Pourtant, les conditions de vie de la population locale, dont 25% est indigène sont parmi les plus difficiles de tout le pays. Quelques chiffres pour illustrer la situation:

  • 80% de la population n’a pas accès au système de santé
  • 60% des logements ne disposent pas de l’eau courante
  • 40% des foyers ne sont pas raccordés au réseau électrique national
  • 40% de la population vit avec un salaire inférieur au minimum légal dans le pays
  • 30% des enfants ne sont pas scolarisés
  • 30% de la population est analphabète

Face à cette situation, plusieurs mouvements de contestation, plus ou moins structurés ont vu le jour au Chiapas. Leur succès tout comme le soutien qu’ils ont obtenu de la population a été variable, jusqu’à la naissance de l’Armée Zapatiste de Libération Nationale, l’EZLN (Ejército Zapatista de Liberación Nacional). Inconnue jusque là, ils s’illustrent le 1er janvier 1994 en prenant le contrôle de plusieurs ville dont San Cristobal de las Casas, le jour même où le traité de libre échange entre le Mexique et les Etats-Unis (ALENA) entre en vigueur.

le sous-commandant Marco, leader et porte parole de l'EZLN - crédit photo: google.com
le sous-commandant Marco, leader et porte parole de l’EZLN – crédit photo: google.com

Les combats entre les Zapatistes et l’armée régulière durent quelques semaines jusqu’à ce qu’un cessez-le-feu soit mis en place sous la forte pression internationale. Le porte parole de l’EZLN, le charismatique sous-commandant Marco, s’illustre par une parfaite maitrise de sa communication. Outre la presse et les médias, il utilise massivement le nouvellement né internet pour diffuser ses idées et communiquer à travers le Mexique mais également à travers le Monde.

EXERCICE 1:
Mettez dans une liste JSON de chaînes, une chaîne par ligne et sans les lignes vides, les entrées qui commencent à la ligne contenant "What elements are" et s'arrêtent après celle contenant "comment-author[interactable]: Xavier [121,544,169,562]". Laissez les images de côté.
Le texte et les entrées constituent des documents indépendants l'un de l'autre.

(Éléments stockés d'une collection)
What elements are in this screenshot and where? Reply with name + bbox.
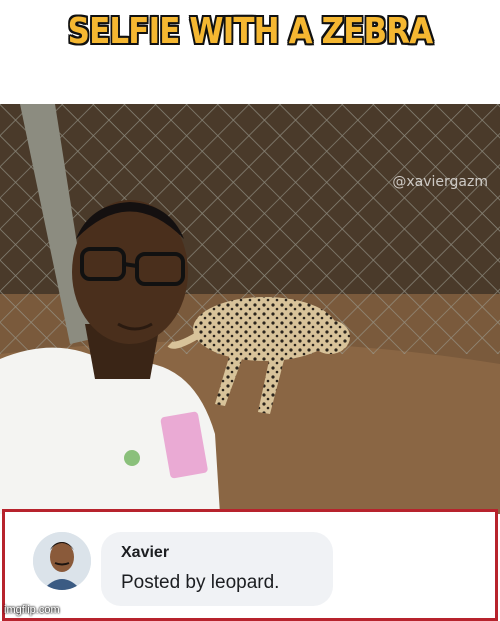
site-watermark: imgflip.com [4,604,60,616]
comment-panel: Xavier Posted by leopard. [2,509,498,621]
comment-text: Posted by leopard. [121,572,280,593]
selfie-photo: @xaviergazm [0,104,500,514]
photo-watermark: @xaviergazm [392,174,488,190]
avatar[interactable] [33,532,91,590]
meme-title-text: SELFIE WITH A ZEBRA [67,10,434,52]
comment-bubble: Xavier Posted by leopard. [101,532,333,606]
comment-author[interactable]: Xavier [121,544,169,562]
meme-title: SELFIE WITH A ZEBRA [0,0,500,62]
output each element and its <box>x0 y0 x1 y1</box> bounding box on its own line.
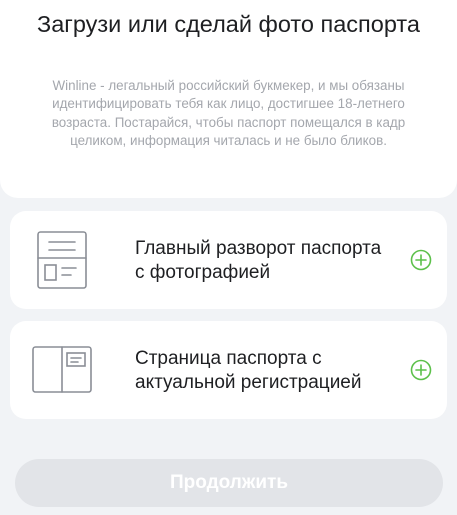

...

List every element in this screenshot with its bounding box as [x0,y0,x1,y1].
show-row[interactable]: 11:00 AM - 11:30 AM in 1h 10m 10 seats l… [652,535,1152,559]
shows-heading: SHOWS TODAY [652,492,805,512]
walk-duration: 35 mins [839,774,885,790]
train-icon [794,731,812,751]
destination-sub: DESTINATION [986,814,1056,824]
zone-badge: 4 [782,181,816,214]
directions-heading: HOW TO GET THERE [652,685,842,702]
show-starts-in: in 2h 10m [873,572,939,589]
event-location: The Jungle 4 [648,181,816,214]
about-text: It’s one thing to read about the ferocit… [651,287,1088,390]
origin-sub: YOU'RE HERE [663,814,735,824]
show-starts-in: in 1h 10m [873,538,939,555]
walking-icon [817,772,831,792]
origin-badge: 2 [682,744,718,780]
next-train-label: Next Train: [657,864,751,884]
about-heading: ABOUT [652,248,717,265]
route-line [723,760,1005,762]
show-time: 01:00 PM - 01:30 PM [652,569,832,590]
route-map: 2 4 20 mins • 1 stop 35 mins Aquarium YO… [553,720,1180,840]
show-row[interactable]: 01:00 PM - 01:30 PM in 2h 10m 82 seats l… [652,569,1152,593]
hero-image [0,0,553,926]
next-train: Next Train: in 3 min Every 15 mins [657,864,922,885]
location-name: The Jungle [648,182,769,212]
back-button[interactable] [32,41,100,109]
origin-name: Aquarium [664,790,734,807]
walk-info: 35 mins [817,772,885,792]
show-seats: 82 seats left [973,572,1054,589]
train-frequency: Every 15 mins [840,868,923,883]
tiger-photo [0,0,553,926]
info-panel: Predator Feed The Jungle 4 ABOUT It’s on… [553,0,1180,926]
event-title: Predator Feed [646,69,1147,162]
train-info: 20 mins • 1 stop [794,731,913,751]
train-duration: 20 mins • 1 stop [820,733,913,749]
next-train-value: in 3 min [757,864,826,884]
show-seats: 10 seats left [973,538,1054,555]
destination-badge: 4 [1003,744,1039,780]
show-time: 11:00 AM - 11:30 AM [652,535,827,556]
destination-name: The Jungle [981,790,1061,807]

EXERCICE 2:
Recopiez le passage du texte sur le Chiapas qui commence aux mots "le sous-commandant Marco, leader et porte parole de l'EZLN" et s'arrête après "travers le Monde.", en substituant "armistice" à "cessez-le-feu".

RÉPONSE DÉTAILLÉE 1:
[
  "What elements are in this screenshot and where? Reply with name + bbox.",
  "site-watermark: imgflip.com [4,604,60,616]",
  "comment-panel: Xavier Posted by leopard. [2,509,498,621]",
  "comment-text: Posted by leopard. [121,572,280,593]",
  "selfie-photo: @xaviergazm [0,104,500,514]",
  "photo-watermark: @xaviergazm [392,174,488,190]",
  "avatar[interactable] [33,532,91,590]",
  "meme-title-text: SELFIE WITH A ZEBRA [67,10,434,52]",
  "comment-bubble: Xavier Posted by leopard. [101,532,333,606]",
  "comment-author[interactable]: Xavier [121,544,169,562]"
]

RÉPONSE DÉTAILLÉE 2:
le sous-commandant Marco, leader et porte parole de l'EZLN - crédit photo: google.com
le sous-commandant Marco, leader et porte parole de l’EZLN – crédit photo: google.com

Les combats entre les Zapatistes et l’armée régulière durent quelques semaines jusqu’à ce qu’un armistice soit mis en place sous la forte pression internationale. Le porte parole de l’EZLN, le charismatique sous-commandant Marco, s’illustre par une parfaite maitrise de sa communication. Outre la presse et les médias, il utilise massivement le nouvellement né internet pour diffuser ses idées et communiquer à travers le Mexique mais également à travers le Monde.